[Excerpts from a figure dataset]
+-------+

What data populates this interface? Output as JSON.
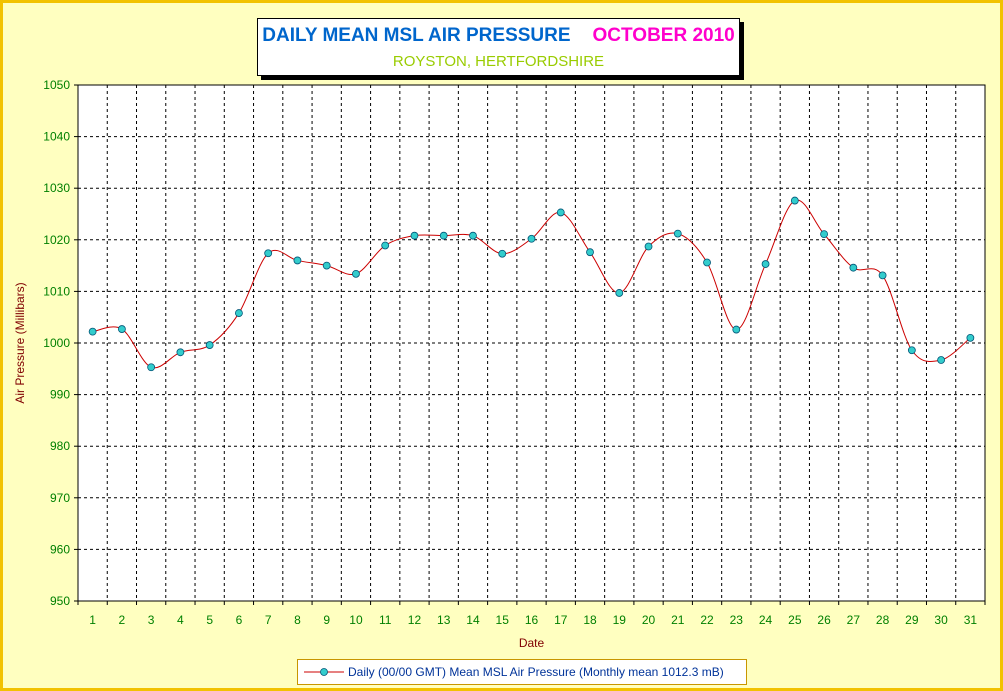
{
  "colors": {
    "background": "#ffffc0",
    "border": "#f2c200",
    "line": "#cc0000",
    "marker_fill": "#33cccc",
    "marker_stroke": "#005577",
    "grid": "#000000",
    "title_main": "#0066cc",
    "title_month": "#ff00cc",
    "subtitle": "#99cc00"
  },
  "header": {
    "title": "DAILY MEAN MSL AIR PRESSURE",
    "month": "OCTOBER 2010",
    "subtitle": "ROYSTON, HERTFORDSHIRE"
  },
  "legend": {
    "label": "Daily (00/00 GMT) Mean MSL Air Pressure (Monthly mean 1012.3 mB)"
  },
  "chart_data": {
    "type": "line",
    "title": "DAILY MEAN MSL AIR PRESSURE",
    "subtitle": "ROYSTON, HERTFORDSHIRE",
    "xlabel": "Date",
    "ylabel": "Air Pressure (Millibars)",
    "ylim": [
      950,
      1050
    ],
    "ystep": 10,
    "yticks": [
      "950",
      "960",
      "970",
      "980",
      "990",
      "1000",
      "1010",
      "1020",
      "1030",
      "1040",
      "1050"
    ],
    "grid": true,
    "legend_position": "bottom",
    "categories": [
      "1",
      "2",
      "3",
      "4",
      "5",
      "6",
      "7",
      "8",
      "9",
      "10",
      "11",
      "12",
      "13",
      "14",
      "15",
      "16",
      "17",
      "18",
      "19",
      "20",
      "21",
      "22",
      "23",
      "24",
      "25",
      "26",
      "27",
      "28",
      "29",
      "30",
      "31"
    ],
    "series": [
      {
        "name": "Daily (00/00 GMT) Mean MSL Air Pressure (Monthly mean 1012.3 mB)",
        "values": [
          1002.2,
          1002.7,
          995.3,
          998.2,
          999.6,
          1005.8,
          1017.4,
          1016.0,
          1015.0,
          1013.4,
          1018.9,
          1020.8,
          1020.8,
          1020.8,
          1017.3,
          1020.2,
          1025.3,
          1017.6,
          1009.7,
          1018.7,
          1021.2,
          1015.6,
          1002.6,
          1015.3,
          1027.6,
          1021.1,
          1014.6,
          1013.1,
          998.6,
          996.7,
          1001.0
        ]
      }
    ]
  }
}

+-------+

> What you are asked to do: Write out the material above again, word for word, minus its pictures.

> Task answer:
What data populates this interface? Output as JSON.
{
  "colors": {
    "background": "#ffffc0",
    "border": "#f2c200",
    "line": "#cc0000",
    "marker_fill": "#33cccc",
    "marker_stroke": "#005577",
    "grid": "#000000",
    "title_main": "#0066cc",
    "title_month": "#ff00cc",
    "subtitle": "#99cc00"
  },
  "header": {
    "title": "DAILY MEAN MSL AIR PRESSURE",
    "month": "OCTOBER 2010",
    "subtitle": "ROYSTON, HERTFORDSHIRE"
  },
  "legend": {
    "label": "Daily (00/00 GMT) Mean MSL Air Pressure (Monthly mean 1012.3 mB)"
  },
  "chart_data": {
    "type": "line",
    "title": "DAILY MEAN MSL AIR PRESSURE",
    "subtitle": "ROYSTON, HERTFORDSHIRE",
    "xlabel": "Date",
    "ylabel": "Air Pressure (Millibars)",
    "ylim": [
      950,
      1050
    ],
    "ystep": 10,
    "yticks": [
      "950",
      "960",
      "970",
      "980",
      "990",
      "1000",
      "1010",
      "1020",
      "1030",
      "1040",
      "1050"
    ],
    "grid": true,
    "legend_position": "bottom",
    "categories": [
      "1",
      "2",
      "3",
      "4",
      "5",
      "6",
      "7",
      "8",
      "9",
      "10",
      "11",
      "12",
      "13",
      "14",
      "15",
      "16",
      "17",
      "18",
      "19",
      "20",
      "21",
      "22",
      "23",
      "24",
      "25",
      "26",
      "27",
      "28",
      "29",
      "30",
      "31"
    ],
    "series": [
      {
        "name": "Daily (00/00 GMT) Mean MSL Air Pressure (Monthly mean 1012.3 mB)",
        "values": [
          1002.2,
          1002.7,
          995.3,
          998.2,
          999.6,
          1005.8,
          1017.4,
          1016.0,
          1015.0,
          1013.4,
          1018.9,
          1020.8,
          1020.8,
          1020.8,
          1017.3,
          1020.2,
          1025.3,
          1017.6,
          1009.7,
          1018.7,
          1021.2,
          1015.6,
          1002.6,
          1015.3,
          1027.6,
          1021.1,
          1014.6,
          1013.1,
          998.6,
          996.7,
          1001.0
        ]
      }
    ]
  }
}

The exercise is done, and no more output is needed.